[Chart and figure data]
-- start --

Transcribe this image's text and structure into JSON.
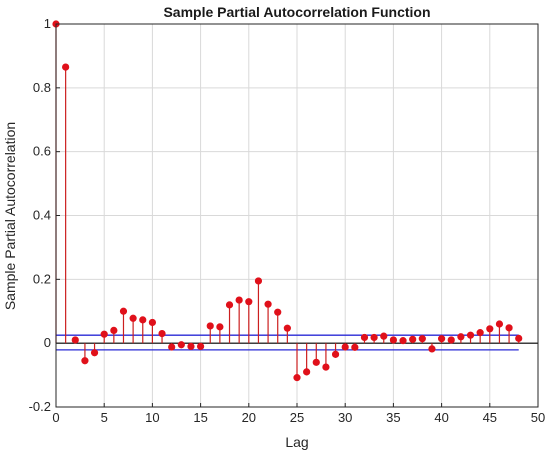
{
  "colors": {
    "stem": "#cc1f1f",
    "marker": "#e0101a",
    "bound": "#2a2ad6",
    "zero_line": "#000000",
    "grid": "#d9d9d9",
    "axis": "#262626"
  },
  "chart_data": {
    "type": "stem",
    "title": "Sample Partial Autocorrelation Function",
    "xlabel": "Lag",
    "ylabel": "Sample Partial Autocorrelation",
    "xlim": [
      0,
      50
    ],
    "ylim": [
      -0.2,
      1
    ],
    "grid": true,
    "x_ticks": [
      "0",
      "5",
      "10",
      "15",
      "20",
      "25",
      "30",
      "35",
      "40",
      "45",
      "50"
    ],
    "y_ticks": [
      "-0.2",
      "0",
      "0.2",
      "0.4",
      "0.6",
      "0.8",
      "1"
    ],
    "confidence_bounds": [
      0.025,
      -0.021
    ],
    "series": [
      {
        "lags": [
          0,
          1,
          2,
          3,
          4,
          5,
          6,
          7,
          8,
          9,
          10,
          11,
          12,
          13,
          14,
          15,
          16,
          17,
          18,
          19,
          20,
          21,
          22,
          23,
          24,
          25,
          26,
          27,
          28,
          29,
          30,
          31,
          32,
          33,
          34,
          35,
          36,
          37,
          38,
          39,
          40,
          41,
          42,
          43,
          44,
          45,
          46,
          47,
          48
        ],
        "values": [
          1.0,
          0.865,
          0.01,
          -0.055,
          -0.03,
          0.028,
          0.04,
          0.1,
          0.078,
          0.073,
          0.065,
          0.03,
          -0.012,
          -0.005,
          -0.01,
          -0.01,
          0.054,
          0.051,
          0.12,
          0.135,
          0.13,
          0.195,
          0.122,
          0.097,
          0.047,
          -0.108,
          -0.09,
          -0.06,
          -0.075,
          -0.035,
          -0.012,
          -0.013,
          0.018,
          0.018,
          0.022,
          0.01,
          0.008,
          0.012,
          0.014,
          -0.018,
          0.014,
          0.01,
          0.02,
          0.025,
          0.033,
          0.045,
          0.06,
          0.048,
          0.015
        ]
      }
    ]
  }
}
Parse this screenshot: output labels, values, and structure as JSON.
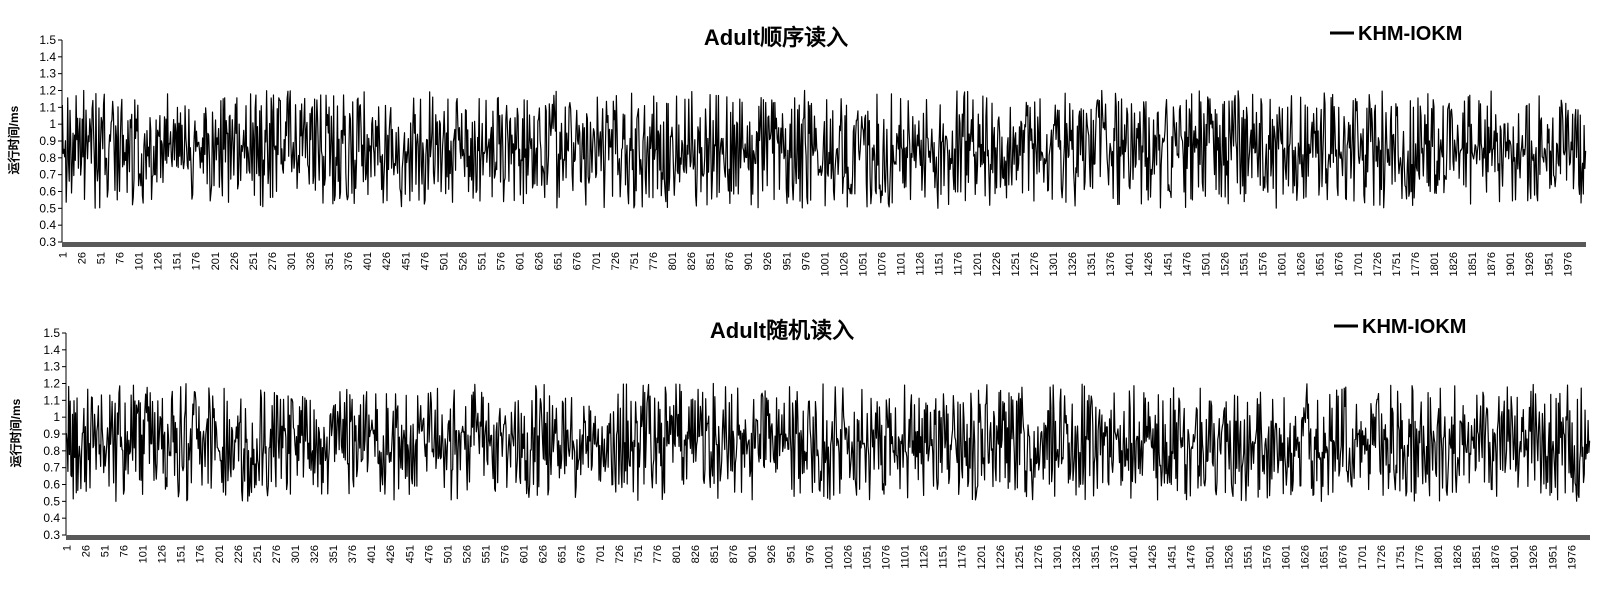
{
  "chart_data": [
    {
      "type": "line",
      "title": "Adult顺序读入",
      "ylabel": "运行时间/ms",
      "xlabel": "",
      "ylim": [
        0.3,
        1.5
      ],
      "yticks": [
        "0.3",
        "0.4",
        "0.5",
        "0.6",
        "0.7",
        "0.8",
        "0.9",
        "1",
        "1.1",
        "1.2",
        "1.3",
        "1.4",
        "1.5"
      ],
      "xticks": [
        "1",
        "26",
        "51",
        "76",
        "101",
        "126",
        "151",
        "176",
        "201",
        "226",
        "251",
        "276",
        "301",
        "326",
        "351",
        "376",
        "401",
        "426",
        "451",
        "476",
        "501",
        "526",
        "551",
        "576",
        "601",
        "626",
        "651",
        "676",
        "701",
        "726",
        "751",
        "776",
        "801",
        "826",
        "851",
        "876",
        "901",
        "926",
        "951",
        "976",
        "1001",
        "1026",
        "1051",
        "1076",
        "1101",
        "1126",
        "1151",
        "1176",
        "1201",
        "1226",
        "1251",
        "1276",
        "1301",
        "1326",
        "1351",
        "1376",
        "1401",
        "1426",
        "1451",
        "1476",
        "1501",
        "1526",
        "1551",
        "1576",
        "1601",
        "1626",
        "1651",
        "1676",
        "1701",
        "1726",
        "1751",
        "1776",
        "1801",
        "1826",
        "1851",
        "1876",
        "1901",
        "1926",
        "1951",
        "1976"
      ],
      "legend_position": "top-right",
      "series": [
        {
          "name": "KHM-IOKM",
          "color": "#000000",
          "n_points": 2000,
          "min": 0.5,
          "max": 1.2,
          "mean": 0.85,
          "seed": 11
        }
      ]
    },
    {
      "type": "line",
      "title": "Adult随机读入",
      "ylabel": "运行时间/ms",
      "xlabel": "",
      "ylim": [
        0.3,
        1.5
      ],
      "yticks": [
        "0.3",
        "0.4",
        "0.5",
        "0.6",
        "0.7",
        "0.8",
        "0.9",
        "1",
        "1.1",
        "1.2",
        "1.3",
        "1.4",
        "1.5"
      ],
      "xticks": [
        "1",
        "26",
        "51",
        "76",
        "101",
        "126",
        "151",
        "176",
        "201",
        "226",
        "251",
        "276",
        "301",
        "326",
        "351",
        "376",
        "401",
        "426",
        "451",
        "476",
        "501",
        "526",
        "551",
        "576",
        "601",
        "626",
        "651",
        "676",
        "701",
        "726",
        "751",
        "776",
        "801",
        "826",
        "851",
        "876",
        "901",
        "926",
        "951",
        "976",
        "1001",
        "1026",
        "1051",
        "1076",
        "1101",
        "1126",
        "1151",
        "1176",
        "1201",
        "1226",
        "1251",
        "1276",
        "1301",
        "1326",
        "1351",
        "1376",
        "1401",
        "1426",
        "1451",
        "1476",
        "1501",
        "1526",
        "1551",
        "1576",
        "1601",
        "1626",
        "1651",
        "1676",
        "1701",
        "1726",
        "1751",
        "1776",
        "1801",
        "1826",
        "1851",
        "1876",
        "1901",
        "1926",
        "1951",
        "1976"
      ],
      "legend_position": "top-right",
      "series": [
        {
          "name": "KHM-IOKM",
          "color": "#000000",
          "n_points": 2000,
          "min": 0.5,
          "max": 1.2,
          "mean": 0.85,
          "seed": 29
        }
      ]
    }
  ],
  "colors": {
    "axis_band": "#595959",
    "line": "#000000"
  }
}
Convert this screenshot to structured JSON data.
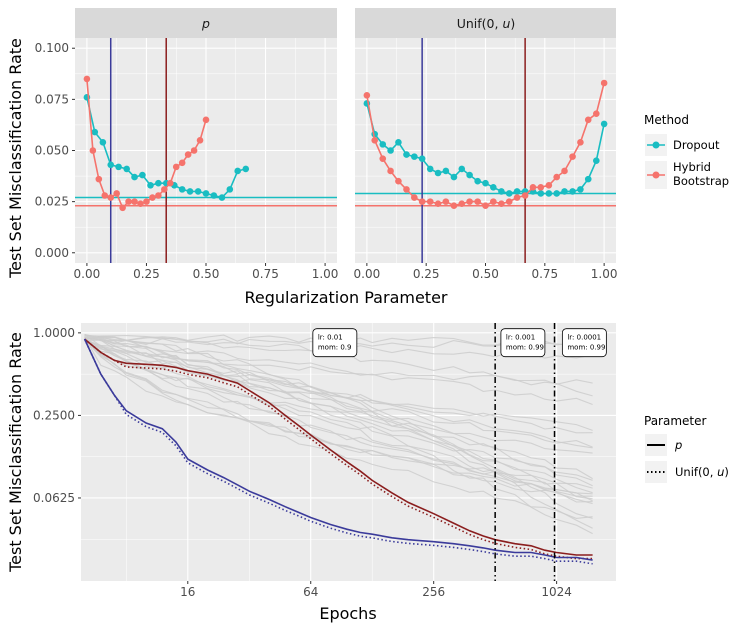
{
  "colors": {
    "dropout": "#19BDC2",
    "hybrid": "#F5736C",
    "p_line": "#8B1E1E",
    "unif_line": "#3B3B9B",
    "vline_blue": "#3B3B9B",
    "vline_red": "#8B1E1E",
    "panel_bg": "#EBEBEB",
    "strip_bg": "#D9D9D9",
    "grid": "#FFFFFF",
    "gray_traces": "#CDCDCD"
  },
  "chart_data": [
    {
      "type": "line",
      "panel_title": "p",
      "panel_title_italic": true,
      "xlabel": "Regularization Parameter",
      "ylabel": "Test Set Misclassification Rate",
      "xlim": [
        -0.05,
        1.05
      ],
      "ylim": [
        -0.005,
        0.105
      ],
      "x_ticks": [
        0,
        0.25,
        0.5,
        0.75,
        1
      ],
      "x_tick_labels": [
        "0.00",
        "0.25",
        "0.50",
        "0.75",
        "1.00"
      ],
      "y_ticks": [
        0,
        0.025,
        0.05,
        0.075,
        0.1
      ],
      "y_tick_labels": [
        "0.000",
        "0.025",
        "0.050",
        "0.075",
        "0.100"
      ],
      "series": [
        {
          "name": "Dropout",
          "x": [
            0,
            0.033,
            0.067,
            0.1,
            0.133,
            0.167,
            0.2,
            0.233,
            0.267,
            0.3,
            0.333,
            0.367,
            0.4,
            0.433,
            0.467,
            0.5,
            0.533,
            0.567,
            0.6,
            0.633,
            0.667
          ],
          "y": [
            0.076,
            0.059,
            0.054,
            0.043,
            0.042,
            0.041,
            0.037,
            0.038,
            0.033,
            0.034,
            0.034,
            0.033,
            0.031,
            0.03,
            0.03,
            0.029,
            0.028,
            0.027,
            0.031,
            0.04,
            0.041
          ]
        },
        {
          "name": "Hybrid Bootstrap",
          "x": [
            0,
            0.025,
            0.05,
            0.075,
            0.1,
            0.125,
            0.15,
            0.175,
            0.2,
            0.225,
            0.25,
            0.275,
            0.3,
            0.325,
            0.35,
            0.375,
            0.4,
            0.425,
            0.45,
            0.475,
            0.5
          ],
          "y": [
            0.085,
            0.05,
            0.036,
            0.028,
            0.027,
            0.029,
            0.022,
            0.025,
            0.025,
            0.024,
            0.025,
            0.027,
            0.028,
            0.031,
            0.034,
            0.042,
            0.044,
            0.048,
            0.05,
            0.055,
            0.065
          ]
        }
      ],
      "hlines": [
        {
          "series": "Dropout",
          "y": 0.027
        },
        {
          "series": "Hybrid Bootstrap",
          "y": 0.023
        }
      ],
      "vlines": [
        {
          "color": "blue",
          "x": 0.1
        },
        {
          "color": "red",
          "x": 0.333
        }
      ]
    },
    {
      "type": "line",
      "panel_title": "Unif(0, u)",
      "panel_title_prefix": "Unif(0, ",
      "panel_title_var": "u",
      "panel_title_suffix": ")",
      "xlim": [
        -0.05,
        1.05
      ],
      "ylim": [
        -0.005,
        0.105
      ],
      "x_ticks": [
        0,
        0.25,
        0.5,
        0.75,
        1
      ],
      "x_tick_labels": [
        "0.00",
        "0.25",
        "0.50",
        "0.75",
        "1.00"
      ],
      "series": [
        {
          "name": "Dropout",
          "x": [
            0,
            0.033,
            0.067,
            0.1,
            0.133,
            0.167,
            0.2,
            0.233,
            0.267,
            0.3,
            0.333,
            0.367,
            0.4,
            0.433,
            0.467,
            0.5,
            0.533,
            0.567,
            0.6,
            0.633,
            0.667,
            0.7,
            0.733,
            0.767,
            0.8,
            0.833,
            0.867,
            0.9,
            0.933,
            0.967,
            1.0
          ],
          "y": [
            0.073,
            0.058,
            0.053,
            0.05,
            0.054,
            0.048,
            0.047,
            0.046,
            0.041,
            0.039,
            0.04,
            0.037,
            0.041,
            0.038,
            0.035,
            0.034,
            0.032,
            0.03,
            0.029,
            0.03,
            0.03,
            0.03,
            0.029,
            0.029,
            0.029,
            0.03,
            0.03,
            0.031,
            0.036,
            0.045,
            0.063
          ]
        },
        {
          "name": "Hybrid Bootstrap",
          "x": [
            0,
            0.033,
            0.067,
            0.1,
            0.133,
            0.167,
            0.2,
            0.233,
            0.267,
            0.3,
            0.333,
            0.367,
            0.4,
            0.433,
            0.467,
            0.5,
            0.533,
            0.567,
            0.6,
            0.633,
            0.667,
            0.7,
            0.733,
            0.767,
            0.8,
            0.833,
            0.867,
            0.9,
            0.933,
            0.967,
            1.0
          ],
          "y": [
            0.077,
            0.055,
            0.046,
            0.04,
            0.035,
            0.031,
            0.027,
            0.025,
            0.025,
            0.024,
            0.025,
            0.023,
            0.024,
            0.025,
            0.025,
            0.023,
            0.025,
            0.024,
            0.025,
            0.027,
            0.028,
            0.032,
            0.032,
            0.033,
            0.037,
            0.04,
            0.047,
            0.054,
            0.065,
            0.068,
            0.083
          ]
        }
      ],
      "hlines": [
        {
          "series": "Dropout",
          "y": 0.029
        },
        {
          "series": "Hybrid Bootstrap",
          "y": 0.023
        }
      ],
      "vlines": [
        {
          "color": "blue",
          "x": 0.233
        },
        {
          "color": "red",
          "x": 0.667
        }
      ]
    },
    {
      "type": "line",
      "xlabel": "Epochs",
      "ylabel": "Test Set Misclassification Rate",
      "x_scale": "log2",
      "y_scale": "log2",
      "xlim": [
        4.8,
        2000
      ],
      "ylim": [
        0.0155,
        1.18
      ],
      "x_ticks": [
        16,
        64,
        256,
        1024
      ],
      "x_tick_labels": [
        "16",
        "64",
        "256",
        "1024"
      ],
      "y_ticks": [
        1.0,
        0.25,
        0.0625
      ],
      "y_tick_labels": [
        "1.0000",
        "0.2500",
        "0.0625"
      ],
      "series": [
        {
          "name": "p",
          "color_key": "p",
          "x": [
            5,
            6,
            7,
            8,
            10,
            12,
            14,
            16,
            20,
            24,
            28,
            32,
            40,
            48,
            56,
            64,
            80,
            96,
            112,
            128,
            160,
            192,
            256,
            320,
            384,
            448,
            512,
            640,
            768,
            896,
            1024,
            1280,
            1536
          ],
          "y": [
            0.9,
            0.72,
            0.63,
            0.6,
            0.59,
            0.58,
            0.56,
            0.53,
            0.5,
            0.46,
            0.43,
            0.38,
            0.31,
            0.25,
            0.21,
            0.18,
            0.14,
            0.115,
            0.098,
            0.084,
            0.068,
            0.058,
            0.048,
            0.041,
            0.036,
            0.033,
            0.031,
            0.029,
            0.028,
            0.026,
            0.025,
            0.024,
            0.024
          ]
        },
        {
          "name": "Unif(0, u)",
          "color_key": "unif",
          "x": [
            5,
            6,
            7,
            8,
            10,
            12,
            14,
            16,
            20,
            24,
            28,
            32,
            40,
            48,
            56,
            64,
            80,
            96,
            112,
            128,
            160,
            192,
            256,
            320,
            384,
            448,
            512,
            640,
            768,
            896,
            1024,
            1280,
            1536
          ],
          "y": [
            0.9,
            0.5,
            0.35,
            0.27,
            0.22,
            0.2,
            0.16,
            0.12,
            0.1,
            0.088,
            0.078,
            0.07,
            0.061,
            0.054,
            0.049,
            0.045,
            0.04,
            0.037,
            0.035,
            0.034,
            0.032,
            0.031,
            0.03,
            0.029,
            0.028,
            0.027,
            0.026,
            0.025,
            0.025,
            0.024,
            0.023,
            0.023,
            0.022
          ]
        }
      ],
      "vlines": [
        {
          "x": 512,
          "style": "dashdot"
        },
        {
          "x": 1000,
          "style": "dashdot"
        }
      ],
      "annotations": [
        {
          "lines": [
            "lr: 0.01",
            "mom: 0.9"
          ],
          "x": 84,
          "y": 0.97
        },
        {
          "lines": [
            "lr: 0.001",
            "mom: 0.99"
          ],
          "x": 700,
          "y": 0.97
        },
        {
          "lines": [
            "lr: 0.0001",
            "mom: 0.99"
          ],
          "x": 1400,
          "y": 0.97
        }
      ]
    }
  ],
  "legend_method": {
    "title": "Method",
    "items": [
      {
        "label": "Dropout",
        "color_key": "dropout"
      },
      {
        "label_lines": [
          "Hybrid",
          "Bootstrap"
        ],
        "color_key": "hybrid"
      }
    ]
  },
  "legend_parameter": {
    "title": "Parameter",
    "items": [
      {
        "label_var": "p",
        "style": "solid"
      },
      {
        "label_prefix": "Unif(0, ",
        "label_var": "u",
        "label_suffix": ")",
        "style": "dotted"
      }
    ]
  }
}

-- end --

WHAT TO DO:
Return every line containing "values".

EXERCISE SOLUTION:
        "values": [
Parse this screenshot: output labels, values, and structure as JSON.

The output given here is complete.